*TASK TO COMPLETE*. Pull out each line of the data that includes the word "Sitzung".

━━━━

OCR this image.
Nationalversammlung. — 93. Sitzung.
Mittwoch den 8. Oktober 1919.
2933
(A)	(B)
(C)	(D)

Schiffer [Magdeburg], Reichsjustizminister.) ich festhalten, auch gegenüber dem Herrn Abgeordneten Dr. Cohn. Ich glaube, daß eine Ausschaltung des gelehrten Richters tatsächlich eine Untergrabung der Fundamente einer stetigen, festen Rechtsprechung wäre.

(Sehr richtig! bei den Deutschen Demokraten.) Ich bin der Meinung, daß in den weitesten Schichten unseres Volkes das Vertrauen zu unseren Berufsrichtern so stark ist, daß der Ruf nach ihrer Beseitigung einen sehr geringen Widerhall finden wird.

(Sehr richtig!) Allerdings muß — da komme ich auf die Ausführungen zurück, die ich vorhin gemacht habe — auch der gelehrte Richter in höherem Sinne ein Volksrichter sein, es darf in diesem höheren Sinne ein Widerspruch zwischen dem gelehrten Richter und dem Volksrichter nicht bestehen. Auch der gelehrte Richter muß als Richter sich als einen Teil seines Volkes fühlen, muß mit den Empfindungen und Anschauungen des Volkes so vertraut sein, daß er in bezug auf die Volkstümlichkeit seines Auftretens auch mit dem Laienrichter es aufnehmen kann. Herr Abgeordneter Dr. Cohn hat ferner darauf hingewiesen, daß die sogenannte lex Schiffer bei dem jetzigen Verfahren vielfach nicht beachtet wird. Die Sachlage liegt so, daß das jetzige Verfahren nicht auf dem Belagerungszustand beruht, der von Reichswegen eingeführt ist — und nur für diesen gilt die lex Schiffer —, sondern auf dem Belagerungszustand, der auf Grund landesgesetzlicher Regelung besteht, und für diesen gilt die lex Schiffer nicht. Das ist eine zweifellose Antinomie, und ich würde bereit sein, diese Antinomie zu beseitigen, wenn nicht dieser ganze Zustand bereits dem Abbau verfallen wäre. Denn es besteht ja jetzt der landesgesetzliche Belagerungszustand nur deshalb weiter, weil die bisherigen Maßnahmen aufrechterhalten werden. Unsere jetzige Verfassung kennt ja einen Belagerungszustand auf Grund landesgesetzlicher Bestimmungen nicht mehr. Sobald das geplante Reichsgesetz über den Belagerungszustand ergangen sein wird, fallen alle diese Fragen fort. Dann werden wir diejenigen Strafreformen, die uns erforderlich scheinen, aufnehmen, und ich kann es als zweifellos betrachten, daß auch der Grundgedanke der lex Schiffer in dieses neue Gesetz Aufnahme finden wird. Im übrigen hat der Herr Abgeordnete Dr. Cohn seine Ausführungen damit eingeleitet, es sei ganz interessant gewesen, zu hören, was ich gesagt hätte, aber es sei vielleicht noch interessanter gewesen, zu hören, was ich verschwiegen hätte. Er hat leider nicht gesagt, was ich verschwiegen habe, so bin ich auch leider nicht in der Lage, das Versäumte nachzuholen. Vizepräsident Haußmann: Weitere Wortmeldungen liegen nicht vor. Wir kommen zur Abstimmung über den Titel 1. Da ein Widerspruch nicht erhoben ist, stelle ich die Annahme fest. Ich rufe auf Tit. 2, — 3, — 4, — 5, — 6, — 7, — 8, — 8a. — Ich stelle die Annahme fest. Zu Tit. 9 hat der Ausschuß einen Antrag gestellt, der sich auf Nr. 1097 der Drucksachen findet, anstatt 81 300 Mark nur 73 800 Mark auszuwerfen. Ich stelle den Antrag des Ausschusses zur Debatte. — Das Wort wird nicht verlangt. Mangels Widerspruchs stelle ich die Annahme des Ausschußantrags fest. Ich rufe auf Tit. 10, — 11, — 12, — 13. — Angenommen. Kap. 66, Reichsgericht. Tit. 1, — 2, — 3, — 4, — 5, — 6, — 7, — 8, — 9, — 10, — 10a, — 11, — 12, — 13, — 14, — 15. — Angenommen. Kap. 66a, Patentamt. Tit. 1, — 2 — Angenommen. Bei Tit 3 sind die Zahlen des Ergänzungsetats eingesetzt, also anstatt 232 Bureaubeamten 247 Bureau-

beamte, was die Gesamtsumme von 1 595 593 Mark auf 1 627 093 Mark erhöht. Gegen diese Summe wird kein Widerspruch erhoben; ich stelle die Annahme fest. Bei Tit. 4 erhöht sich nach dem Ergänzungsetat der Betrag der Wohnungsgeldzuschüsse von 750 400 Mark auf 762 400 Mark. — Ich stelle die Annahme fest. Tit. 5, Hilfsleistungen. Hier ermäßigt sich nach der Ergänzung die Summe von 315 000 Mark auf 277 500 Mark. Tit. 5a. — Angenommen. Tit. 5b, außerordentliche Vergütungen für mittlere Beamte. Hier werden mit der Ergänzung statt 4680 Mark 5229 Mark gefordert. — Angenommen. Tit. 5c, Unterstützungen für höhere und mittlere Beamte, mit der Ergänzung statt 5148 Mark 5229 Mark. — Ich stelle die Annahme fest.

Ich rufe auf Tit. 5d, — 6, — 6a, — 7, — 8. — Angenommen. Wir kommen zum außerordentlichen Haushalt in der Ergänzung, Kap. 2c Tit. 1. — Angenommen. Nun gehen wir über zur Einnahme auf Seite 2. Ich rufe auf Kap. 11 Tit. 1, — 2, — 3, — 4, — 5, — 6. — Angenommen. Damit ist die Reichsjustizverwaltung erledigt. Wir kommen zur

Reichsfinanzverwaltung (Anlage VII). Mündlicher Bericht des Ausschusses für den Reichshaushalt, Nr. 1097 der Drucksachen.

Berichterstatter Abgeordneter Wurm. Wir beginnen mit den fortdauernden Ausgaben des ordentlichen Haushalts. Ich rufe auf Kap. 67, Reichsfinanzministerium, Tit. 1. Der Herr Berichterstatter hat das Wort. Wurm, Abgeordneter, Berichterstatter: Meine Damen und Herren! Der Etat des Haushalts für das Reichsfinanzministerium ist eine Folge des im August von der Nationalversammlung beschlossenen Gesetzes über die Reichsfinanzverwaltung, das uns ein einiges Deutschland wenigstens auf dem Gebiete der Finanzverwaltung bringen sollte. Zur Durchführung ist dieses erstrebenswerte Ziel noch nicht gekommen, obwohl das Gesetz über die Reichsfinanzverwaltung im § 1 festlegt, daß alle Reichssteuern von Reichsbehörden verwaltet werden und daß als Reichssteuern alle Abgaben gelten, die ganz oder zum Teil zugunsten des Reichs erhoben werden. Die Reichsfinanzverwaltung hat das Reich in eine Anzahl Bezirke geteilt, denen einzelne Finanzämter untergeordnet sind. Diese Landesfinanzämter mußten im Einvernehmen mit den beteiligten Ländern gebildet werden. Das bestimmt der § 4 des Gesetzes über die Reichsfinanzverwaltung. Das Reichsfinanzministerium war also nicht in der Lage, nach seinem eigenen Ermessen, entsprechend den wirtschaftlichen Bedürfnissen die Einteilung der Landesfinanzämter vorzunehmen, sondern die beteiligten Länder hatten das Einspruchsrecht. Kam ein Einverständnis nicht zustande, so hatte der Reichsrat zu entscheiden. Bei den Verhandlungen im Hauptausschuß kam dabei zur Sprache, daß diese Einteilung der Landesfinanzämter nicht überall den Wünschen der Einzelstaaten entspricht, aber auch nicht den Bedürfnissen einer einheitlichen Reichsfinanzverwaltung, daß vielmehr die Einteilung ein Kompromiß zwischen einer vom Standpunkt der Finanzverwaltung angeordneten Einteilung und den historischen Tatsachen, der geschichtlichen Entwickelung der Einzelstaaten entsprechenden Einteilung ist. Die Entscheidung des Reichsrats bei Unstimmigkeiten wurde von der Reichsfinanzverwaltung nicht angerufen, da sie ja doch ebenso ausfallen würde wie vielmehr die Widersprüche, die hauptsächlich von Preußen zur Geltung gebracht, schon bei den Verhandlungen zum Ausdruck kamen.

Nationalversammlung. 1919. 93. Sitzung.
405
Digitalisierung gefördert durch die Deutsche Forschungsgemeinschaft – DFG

━━━━

*RESPONSE TO THIS EXERCISE*.
Nationalversammlung. — 93. Sitzung.
Nationalversammlung. 1919. 93. Sitzung.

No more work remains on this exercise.